:: Trecho da página ::
Com isso, tornam-se oficialmente reais as chances de que a eleição seja decidida sem que nenhum candidato estapeie ou seja estapeado diante dos telespectadores. Uma perda tanto para quem gosta de enfrentamento (o acervo das últimas eleições é rico em duelos do tipo) quanto para quem quer ver testada, ao vivo e diante das câmeras, a inteligência emocional de seu candidato fora de seu habitat natural.
A de Bolsonaro habita há pelo menos quatro anos, contando as últimas eleições, em um seguro cercadinho composto por bajuladores. De quando em quando algum desavisado ou infiltrado consegue tirar o presidente do sério ao fazer perguntas incômodas no meio da claque. Digite aí em qualquer buscador da internet as tags “Bolsonaro” “se” “irrita” “apoiador” e divirta-se.
Bolsonaro, tanto em sua versão candidato como na de presidente eleito, não gosta de prestar conta de atos, ações e omissões. Evitou conceder entrevistas a veículos que pudessem confrontá-lo ou questionar versões fantasiosas da realidade. Essas foram divulgadas aos montes nas redes e em canais simpáticos ao presidente.
No último encontro, até a saúde sexual do ex-capitão foi questionada por um conhecido sabujo do entretenimento disfarçado de jornalismo. É onde Bolsonaro se sente bem.
Sabe onde o presidente não se sente bem? Isso mesmo, no tete-a-tete com outros candidatos.
Em 2018, antes do atentado a faca sofrido por ele na campanha, seu desempenho foi sofrível. Em um desses debates, ele foi jantado por Marina Silva (Rede) por ter ensinado uma criança a fazer arminha com a mão.
Alegando problemas de saúde, ele fugiu de encontros do tipo como o diabo da cruz. Tinha motivos para isso –além de uma fila de jornalistas chapa-branca dispostos a levar ao ar, no momento dos debates reais em emissoras concorrentes, perguntas camaradas ao já então favorito da corrida.

:: Dados brutos ::
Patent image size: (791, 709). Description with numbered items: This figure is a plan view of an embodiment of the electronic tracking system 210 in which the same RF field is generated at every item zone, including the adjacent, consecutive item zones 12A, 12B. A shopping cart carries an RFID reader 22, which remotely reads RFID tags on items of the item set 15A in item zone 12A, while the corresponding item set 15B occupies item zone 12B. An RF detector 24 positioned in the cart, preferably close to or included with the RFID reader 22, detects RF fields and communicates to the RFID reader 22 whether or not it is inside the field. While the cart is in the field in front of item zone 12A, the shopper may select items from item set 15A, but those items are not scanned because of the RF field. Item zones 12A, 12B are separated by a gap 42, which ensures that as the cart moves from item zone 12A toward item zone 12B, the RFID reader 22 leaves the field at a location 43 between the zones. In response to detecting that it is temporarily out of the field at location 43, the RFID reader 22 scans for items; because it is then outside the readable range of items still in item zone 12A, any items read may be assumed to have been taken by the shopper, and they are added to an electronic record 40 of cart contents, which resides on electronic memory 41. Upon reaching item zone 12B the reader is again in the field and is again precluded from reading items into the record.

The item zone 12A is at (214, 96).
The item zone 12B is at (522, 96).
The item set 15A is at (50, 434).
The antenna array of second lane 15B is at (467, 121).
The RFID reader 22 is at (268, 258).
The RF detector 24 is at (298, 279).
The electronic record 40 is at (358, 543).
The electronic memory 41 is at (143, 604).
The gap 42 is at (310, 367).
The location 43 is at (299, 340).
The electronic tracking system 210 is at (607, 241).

:: Instruções ::
**1.** Responda com base no texto sobre Bolsonaro e os debates:
(a) A que veículos Bolsonaro evitou conceder entrevistas?
(b) Em um debate de 2018, por qual ato Bolsonaro foi "jantado" por Marina Silva?
(c) O que Bolsonaro alegou para fugir de encontros com outros candidatos?
**2.** Dê a continuação do texto sobre Bolsonaro e os debates a partir do ponto em que ele termina.
As entradas não têm nenhum papel nesta atividade.

:: Exercícios resolvidos ::
**1.**
(a) A veículos que pudessem confrontá-lo ou questionar versões fantasiosas da realidade.
(b) Por ter ensinado uma criança a fazer arminha com a mão.
(c) Problemas de saúde.

**2.**
Bolsonaro, é bem verdade, não é o primeiro nem será o último candidato a fugir dos debates na TV.
Lula, seu principal adversário, já fazia isso quando despontava como favorito em 2006. No segundo turno, quando a água subiu ao pescoço, ele topou ir ao embate. Geraldo Alckmin, hoje seu pré-candidato a vice, bateu tanto que assustou seus eleitores. Ele terminou o segundo turno com menos votos do que conseguiu no primeiro.
Mais que um feito, um sinal de que o eleitor quer um pouco de equilíbrio e serenidade no meio do inevitável tiroteio de ideias.
O eleitor pode achar estranho que o presidente que mais propaga violência agora tenha medo das pancadas que pode tomar na TV. E lembrar que, diferentemente de outras disputas, o candidato à reeleição dessa vez não é o favorito.
O debate não é, então, uma oportunidade de mostrar para um público maior do que seu cercadinho seus planos para o país? Ou suas justificativas, ainda que esfarrapadas, sobre a crise da qual não conseguimos sair?
É e não é.
O eleitor menos apaixonado ou vulnerável ao canto dos cisnes do populismo de direita já percebeu que o atual presidente não sofre apenas de déficit de inteligência emocional, mas também cognitiva. A chance de se embananar com números, planos e projetos é imensa.
Bolsonaro pode arrancar aplausos dos eleitores mais fieis, mas dificilmente conseguiria transmitir alguma segurança ao eleitor desconfiado ao ser questionado sobre por que não tomou vacina, por que demorou a comprar os imunizantes, por que ataca tanto um sistema de votação que o elegeu há quatro anos, por que deixou ao centrão o comando do chamado orçamento secreto, o que viu nos olhos de Valdemar Costa Neto ao se filiar ao PL, por que a CGU precisou interromper processos de compras de laptops e mesas com preços suspeitos, o que levou à queda de Ricardo Salles após uma operação da PF contra madeireiros, o que explica os gastos de seu cartão corporativo nas férias ou se ele acredita mesmo que seu filho conseguiu comprar uma mansão de R$ 6 milhões apenas trabalhando como advogado.
São perguntas que parte do público gostaria de ver respondidas.
Lula não faz questão de fazê-las frente a frente porque lidera a corrida sem elas. Sem Bolsonaro, dificilmente ele vai topar virar o boi de piranha de Ciro Gomes, o franco atirador remanescente da disputa.
A estratégia de Lula e Bolsonaro, inclusive, tem sido ignorar as provocações lançadas pelo pedetista em suas redes. Por que dariam palanque a ele na TV?
O certo é que hoje, sem a possibilidade de testar a convicção do voto com o desempenho dos candidatos no debate, o eleitor tem tudo para decidir a peleja antes mesmo do segundo turno.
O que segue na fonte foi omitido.